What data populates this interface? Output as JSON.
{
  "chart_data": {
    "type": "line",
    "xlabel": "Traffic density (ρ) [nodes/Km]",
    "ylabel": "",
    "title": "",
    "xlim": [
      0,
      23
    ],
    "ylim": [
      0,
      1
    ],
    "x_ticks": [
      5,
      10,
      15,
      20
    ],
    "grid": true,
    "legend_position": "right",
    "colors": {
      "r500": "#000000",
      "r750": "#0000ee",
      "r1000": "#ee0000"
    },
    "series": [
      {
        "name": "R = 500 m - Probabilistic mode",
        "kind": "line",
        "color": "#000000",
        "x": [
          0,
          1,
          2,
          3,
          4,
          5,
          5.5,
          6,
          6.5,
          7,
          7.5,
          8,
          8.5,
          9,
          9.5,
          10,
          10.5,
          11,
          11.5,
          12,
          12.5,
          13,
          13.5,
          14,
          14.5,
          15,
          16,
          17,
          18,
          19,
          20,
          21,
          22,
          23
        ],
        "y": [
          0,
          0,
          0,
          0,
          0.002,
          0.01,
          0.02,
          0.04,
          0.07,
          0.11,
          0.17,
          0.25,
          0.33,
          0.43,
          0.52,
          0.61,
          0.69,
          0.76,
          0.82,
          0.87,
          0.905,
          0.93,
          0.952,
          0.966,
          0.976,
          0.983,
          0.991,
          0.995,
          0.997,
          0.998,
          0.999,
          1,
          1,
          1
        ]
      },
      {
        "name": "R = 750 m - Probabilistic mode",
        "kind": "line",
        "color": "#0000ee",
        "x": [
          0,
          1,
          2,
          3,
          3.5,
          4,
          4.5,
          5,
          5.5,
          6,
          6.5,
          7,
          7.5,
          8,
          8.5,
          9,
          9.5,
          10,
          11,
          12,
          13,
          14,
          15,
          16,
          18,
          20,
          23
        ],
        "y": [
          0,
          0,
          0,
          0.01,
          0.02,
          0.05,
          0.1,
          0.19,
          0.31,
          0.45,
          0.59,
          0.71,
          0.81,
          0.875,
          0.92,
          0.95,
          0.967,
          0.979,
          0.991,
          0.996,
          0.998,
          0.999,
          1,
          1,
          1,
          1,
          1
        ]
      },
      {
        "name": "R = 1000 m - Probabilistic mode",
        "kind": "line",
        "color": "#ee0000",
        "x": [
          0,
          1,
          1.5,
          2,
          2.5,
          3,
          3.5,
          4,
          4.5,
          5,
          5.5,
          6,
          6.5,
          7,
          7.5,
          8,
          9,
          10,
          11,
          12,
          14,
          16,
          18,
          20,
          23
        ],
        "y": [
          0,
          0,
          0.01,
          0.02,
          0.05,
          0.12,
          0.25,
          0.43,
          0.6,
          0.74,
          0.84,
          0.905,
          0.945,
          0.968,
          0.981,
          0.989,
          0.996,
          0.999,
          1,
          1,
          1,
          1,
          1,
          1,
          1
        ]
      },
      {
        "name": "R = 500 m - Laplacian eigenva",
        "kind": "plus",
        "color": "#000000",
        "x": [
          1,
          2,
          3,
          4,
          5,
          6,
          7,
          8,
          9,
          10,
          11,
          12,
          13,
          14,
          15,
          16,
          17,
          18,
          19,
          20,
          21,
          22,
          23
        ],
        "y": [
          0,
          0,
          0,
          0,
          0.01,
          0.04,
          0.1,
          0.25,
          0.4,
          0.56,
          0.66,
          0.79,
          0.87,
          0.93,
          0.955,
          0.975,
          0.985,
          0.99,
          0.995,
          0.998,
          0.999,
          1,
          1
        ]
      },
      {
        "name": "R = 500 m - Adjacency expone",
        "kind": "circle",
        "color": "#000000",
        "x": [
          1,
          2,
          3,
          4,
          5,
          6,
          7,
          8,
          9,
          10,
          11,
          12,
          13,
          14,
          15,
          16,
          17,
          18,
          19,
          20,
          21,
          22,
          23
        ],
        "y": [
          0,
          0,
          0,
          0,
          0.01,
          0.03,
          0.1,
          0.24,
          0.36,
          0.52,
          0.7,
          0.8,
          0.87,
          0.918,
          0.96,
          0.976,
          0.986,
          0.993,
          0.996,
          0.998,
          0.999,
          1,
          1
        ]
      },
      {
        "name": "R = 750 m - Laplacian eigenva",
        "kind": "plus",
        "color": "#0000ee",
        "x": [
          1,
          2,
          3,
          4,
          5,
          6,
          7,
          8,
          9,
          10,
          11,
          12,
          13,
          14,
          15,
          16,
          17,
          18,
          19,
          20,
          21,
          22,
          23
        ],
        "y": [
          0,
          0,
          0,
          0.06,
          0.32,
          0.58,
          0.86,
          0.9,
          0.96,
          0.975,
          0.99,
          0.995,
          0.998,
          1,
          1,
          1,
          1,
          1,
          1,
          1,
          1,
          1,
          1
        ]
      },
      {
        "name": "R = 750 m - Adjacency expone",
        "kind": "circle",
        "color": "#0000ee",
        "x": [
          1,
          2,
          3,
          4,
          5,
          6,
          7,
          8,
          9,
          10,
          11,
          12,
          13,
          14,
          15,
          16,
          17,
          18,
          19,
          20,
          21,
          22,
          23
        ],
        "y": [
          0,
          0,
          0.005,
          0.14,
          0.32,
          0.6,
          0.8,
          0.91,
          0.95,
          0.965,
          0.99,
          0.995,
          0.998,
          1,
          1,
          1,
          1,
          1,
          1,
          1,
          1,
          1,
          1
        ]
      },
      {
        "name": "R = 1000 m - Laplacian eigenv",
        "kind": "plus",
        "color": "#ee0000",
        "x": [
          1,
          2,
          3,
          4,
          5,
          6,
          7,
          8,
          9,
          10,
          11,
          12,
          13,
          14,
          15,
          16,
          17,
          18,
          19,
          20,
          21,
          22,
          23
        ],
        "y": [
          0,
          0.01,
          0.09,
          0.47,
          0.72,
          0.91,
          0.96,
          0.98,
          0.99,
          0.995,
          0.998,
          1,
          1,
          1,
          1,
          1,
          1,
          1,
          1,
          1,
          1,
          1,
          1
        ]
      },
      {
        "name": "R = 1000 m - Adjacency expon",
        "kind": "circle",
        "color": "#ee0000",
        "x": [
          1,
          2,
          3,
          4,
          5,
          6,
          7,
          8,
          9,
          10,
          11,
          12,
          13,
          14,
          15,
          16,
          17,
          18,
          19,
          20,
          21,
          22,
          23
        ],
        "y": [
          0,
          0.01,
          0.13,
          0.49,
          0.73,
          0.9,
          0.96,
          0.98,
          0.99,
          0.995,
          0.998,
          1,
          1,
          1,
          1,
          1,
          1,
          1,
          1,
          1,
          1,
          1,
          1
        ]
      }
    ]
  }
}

» GIVEN PROBLEM
Across the records above, count the lines holding "eigenva" and reply with that number alone.

» COMPLETE OUTPUT
2